■ Stated task ■
Restate all of the data exactly.

>> begin

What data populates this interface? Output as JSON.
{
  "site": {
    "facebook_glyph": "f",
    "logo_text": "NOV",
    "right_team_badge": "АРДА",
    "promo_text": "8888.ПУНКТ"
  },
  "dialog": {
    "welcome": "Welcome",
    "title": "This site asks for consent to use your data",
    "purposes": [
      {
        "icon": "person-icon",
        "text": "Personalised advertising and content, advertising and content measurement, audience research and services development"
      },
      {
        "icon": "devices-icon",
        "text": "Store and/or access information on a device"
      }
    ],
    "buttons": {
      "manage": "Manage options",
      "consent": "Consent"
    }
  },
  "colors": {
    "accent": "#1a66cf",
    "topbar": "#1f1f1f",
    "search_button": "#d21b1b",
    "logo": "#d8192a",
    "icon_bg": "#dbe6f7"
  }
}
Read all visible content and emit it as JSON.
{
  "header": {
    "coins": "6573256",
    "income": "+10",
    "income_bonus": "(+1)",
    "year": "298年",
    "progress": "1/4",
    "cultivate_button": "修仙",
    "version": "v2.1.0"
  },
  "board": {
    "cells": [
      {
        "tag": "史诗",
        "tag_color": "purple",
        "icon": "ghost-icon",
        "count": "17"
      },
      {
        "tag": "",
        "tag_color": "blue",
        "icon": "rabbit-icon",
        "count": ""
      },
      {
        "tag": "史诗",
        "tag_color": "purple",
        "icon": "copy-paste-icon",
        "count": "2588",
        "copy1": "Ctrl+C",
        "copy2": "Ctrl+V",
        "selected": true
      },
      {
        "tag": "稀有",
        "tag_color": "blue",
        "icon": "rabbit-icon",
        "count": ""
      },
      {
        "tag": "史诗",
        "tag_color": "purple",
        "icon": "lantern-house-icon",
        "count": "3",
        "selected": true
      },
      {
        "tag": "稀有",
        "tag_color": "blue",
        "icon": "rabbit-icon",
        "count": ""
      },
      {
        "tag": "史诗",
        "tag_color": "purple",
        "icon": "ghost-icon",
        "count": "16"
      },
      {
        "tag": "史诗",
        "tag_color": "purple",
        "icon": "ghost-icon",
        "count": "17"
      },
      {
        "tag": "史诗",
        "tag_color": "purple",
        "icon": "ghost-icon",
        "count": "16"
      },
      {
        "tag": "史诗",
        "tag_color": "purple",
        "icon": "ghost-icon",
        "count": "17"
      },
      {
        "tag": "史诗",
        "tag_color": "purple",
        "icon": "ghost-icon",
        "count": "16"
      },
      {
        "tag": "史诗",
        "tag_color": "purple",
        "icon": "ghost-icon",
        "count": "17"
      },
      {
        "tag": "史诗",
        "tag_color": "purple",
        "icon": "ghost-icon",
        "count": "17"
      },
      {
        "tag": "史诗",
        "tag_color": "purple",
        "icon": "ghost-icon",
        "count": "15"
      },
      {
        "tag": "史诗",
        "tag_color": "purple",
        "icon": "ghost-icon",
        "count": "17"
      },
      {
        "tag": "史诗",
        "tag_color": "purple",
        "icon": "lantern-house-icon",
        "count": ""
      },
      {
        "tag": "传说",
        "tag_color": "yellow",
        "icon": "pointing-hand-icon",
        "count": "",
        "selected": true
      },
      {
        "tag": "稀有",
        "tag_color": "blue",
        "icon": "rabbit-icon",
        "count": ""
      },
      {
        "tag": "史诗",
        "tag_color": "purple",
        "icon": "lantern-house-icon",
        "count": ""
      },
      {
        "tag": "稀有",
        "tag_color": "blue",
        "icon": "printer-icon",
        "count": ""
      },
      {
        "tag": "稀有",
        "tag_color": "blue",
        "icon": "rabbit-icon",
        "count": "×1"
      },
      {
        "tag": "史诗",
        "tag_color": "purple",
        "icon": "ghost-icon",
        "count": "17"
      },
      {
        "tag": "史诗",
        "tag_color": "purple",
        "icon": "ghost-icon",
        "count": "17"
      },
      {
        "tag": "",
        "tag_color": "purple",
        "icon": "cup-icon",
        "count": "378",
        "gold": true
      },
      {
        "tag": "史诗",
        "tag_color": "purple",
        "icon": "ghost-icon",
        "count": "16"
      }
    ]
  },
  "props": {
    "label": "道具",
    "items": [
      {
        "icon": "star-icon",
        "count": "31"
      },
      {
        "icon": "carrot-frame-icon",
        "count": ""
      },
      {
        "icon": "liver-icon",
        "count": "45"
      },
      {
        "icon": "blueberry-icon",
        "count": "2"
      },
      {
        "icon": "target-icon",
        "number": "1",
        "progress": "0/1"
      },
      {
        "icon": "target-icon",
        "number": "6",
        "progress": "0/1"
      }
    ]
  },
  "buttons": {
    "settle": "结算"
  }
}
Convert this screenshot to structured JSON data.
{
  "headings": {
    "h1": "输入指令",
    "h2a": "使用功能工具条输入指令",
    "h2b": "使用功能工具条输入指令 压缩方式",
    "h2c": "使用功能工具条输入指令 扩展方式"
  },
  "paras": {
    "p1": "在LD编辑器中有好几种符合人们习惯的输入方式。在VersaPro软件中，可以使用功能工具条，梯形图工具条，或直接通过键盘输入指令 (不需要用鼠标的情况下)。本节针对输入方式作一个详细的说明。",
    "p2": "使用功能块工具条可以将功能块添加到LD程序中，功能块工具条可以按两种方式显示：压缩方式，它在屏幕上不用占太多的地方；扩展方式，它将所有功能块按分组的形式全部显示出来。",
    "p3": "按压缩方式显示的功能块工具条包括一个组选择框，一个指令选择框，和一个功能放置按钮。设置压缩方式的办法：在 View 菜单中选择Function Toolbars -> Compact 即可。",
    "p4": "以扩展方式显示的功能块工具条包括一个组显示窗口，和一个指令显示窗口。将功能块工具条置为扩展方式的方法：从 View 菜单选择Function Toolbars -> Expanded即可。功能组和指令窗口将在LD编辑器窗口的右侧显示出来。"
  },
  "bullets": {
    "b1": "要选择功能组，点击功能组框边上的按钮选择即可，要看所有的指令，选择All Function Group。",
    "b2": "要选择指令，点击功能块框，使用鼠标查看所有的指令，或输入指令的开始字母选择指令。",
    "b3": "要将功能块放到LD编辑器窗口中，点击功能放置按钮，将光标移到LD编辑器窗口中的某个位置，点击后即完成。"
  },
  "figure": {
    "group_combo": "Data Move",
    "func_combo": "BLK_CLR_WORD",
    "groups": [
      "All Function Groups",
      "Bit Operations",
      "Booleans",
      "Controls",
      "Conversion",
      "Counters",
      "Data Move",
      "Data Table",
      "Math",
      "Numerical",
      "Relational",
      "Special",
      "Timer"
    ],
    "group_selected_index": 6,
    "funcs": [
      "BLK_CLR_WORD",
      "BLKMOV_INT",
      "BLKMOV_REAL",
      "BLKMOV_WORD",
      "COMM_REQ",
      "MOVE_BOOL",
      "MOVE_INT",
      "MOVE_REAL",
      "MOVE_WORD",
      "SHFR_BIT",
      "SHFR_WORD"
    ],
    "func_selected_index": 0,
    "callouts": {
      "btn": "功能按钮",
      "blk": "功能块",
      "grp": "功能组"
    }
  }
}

>> end

■ Solution to this problem ■
What data populates this interface? Output as JSON.
{
  "site": {
    "facebook_glyph": "f",
    "logo_text": "NOV",
    "right_team_badge": "АРДА",
    "promo_text": "8888.ПУНКТ"
  },
  "dialog": {
    "welcome": "Welcome",
    "title": "This site asks for consent to use your data",
    "purposes": [
      {
        "icon": "person-icon",
        "text": "Personalised advertising and content, advertising and content measurement, audience research and services development"
      },
      {
        "icon": "devices-icon",
        "text": "Store and/or access information on a device"
      }
    ],
    "buttons": {
      "manage": "Manage options",
      "consent": "Consent"
    }
  },
  "colors": {
    "accent": "#1a66cf",
    "topbar": "#1f1f1f",
    "search_button": "#d21b1b",
    "logo": "#d8192a",
    "icon_bg": "#dbe6f7"
  }
}
Read all visible content and emit it as JSON.
{
  "header": {
    "coins": "6573256",
    "income": "+10",
    "income_bonus": "(+1)",
    "year": "298年",
    "progress": "1/4",
    "cultivate_button": "修仙",
    "version": "v2.1.0"
  },
  "board": {
    "cells": [
      {
        "tag": "史诗",
        "tag_color": "purple",
        "icon": "ghost-icon",
        "count": "17"
      },
      {
        "tag": "",
        "tag_color": "blue",
        "icon": "rabbit-icon",
        "count": ""
      },
      {
        "tag": "史诗",
        "tag_color": "purple",
        "icon": "copy-paste-icon",
        "count": "2588",
        "copy1": "Ctrl+C",
        "copy2": "Ctrl+V",
        "selected": true
      },
      {
        "tag": "稀有",
        "tag_color": "blue",
        "icon": "rabbit-icon",
        "count": ""
      },
      {
        "tag": "史诗",
        "tag_color": "purple",
        "icon": "lantern-house-icon",
        "count": "3",
        "selected": true
      },
      {
        "tag": "稀有",
        "tag_color": "blue",
        "icon": "rabbit-icon",
        "count": ""
      },
      {
        "tag": "史诗",
        "tag_color": "purple",
        "icon": "ghost-icon",
        "count": "16"
      },
      {
        "tag": "史诗",
        "tag_color": "purple",
        "icon": "ghost-icon",
        "count": "17"
      },
      {
        "tag": "史诗",
        "tag_color": "purple",
        "icon": "ghost-icon",
        "count": "16"
      },
      {
        "tag": "史诗",
        "tag_color": "purple",
        "icon": "ghost-icon",
        "count": "17"
      },
      {
        "tag": "史诗",
        "tag_color": "purple",
        "icon": "ghost-icon",
        "count": "16"
      },
      {
        "tag": "史诗",
        "tag_color": "purple",
        "icon": "ghost-icon",
        "count": "17"
      },
      {
        "tag": "史诗",
        "tag_color": "purple",
        "icon": "ghost-icon",
        "count": "17"
      },
      {
        "tag": "史诗",
        "tag_color": "purple",
        "icon": "ghost-icon",
        "count": "15"
      },
      {
        "tag": "史诗",
        "tag_color": "purple",
        "icon": "ghost-icon",
        "count": "17"
      },
      {
        "tag": "史诗",
        "tag_color": "purple",
        "icon": "lantern-house-icon",
        "count": ""
      },
      {
        "tag": "传说",
        "tag_color": "yellow",
        "icon": "pointing-hand-icon",
        "count": "",
        "selected": true
      },
      {
        "tag": "稀有",
        "tag_color": "blue",
        "icon": "rabbit-icon",
        "count": ""
      },
      {
        "tag": "史诗",
        "tag_color": "purple",
        "icon": "lantern-house-icon",
        "count": ""
      },
      {
        "tag": "稀有",
        "tag_color": "blue",
        "icon": "printer-icon",
        "count": ""
      },
      {
        "tag": "稀有",
        "tag_color": "blue",
        "icon": "rabbit-icon",
        "count": "×1"
      },
      {
        "tag": "史诗",
        "tag_color": "purple",
        "icon": "ghost-icon",
        "count": "17"
      },
      {
        "tag": "史诗",
        "tag_color": "purple",
        "icon": "ghost-icon",
        "count": "17"
      },
      {
        "tag": "",
        "tag_color": "purple",
        "icon": "cup-icon",
        "count": "378",
        "gold": true
      },
      {
        "tag": "史诗",
        "tag_color": "purple",
        "icon": "ghost-icon",
        "count": "16"
      }
    ]
  },
  "props": {
    "label": "道具",
    "items": [
      {
        "icon": "star-icon",
        "count": "31"
      },
      {
        "icon": "carrot-frame-icon",
        "count": ""
      },
      {
        "icon": "liver-icon",
        "count": "45"
      },
      {
        "icon": "blueberry-icon",
        "count": "2"
      },
      {
        "icon": "target-icon",
        "number": "1",
        "progress": "0/1"
      },
      {
        "icon": "target-icon",
        "number": "6",
        "progress": "0/1"
      }
    ]
  },
  "buttons": {
    "settle": "结算"
  }
}
Convert this screenshot to structured JSON data.
{
  "headings": {
    "h1": "输入指令",
    "h2a": "使用功能工具条输入指令",
    "h2b": "使用功能工具条输入指令 压缩方式",
    "h2c": "使用功能工具条输入指令 扩展方式"
  },
  "paras": {
    "p1": "在LD编辑器中有好几种符合人们习惯的输入方式。在VersaPro软件中，可以使用功能工具条，梯形图工具条，或直接通过键盘输入指令 (不需要用鼠标的情况下)。本节针对输入方式作一个详细的说明。",
    "p2": "使用功能块工具条可以将功能块添加到LD程序中，功能块工具条可以按两种方式显示：压缩方式，它在屏幕上不用占太多的地方；扩展方式，它将所有功能块按分组的形式全部显示出来。",
    "p3": "按压缩方式显示的功能块工具条包括一个组选择框，一个指令选择框，和一个功能放置按钮。设置压缩方式的办法：在 View 菜单中选择Function Toolbars -> Compact 即可。",
    "p4": "以扩展方式显示的功能块工具条包括一个组显示窗口，和一个指令显示窗口。将功能块工具条置为扩展方式的方法：从 View 菜单选择Function Toolbars -> Expanded即可。功能组和指令窗口将在LD编辑器窗口的右侧显示出来。"
  },
  "bullets": {
    "b1": "要选择功能组，点击功能组框边上的按钮选择即可，要看所有的指令，选择All Function Group。",
    "b2": "要选择指令，点击功能块框，使用鼠标查看所有的指令，或输入指令的开始字母选择指令。",
    "b3": "要将功能块放到LD编辑器窗口中，点击功能放置按钮，将光标移到LD编辑器窗口中的某个位置，点击后即完成。"
  },
  "figure": {
    "group_combo": "Data Move",
    "func_combo": "BLK_CLR_WORD",
    "groups": [
      "All Function Groups",
      "Bit Operations",
      "Booleans",
      "Controls",
      "Conversion",
      "Counters",
      "Data Move",
      "Data Table",
      "Math",
      "Numerical",
      "Relational",
      "Special",
      "Timer"
    ],
    "group_selected_index": 6,
    "funcs": [
      "BLK_CLR_WORD",
      "BLKMOV_INT",
      "BLKMOV_REAL",
      "BLKMOV_WORD",
      "COMM_REQ",
      "MOVE_BOOL",
      "MOVE_INT",
      "MOVE_REAL",
      "MOVE_WORD",
      "SHFR_BIT",
      "SHFR_WORD"
    ],
    "func_selected_index": 0,
    "callouts": {
      "btn": "功能按钮",
      "blk": "功能块",
      "grp": "功能组"
    }
  }
}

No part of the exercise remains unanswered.